Data for the task start

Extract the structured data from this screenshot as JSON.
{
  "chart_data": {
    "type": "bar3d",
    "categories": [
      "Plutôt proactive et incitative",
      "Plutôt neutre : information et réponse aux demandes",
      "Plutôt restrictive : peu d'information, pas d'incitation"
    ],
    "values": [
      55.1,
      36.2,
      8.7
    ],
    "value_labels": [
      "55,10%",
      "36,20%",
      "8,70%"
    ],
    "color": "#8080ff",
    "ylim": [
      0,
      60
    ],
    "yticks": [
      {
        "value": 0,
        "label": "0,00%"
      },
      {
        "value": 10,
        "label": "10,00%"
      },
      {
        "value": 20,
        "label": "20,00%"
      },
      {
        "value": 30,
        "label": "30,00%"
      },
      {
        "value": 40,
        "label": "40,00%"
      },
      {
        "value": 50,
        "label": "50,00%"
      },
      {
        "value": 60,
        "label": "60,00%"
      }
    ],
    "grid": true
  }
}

Data for the task end

## Exercise instructions
Every entry should be printed again exactly as written.

## Output of the task
Extract the structured data from this screenshot as JSON.
{
  "chart_data": {
    "type": "bar3d",
    "categories": [
      "Plutôt proactive et incitative",
      "Plutôt neutre : information et réponse aux demandes",
      "Plutôt restrictive : peu d'information, pas d'incitation"
    ],
    "values": [
      55.1,
      36.2,
      8.7
    ],
    "value_labels": [
      "55,10%",
      "36,20%",
      "8,70%"
    ],
    "color": "#8080ff",
    "ylim": [
      0,
      60
    ],
    "yticks": [
      {
        "value": 0,
        "label": "0,00%"
      },
      {
        "value": 10,
        "label": "10,00%"
      },
      {
        "value": 20,
        "label": "20,00%"
      },
      {
        "value": 30,
        "label": "30,00%"
      },
      {
        "value": 40,
        "label": "40,00%"
      },
      {
        "value": 50,
        "label": "50,00%"
      },
      {
        "value": 60,
        "label": "60,00%"
      }
    ],
    "grid": true
  }
}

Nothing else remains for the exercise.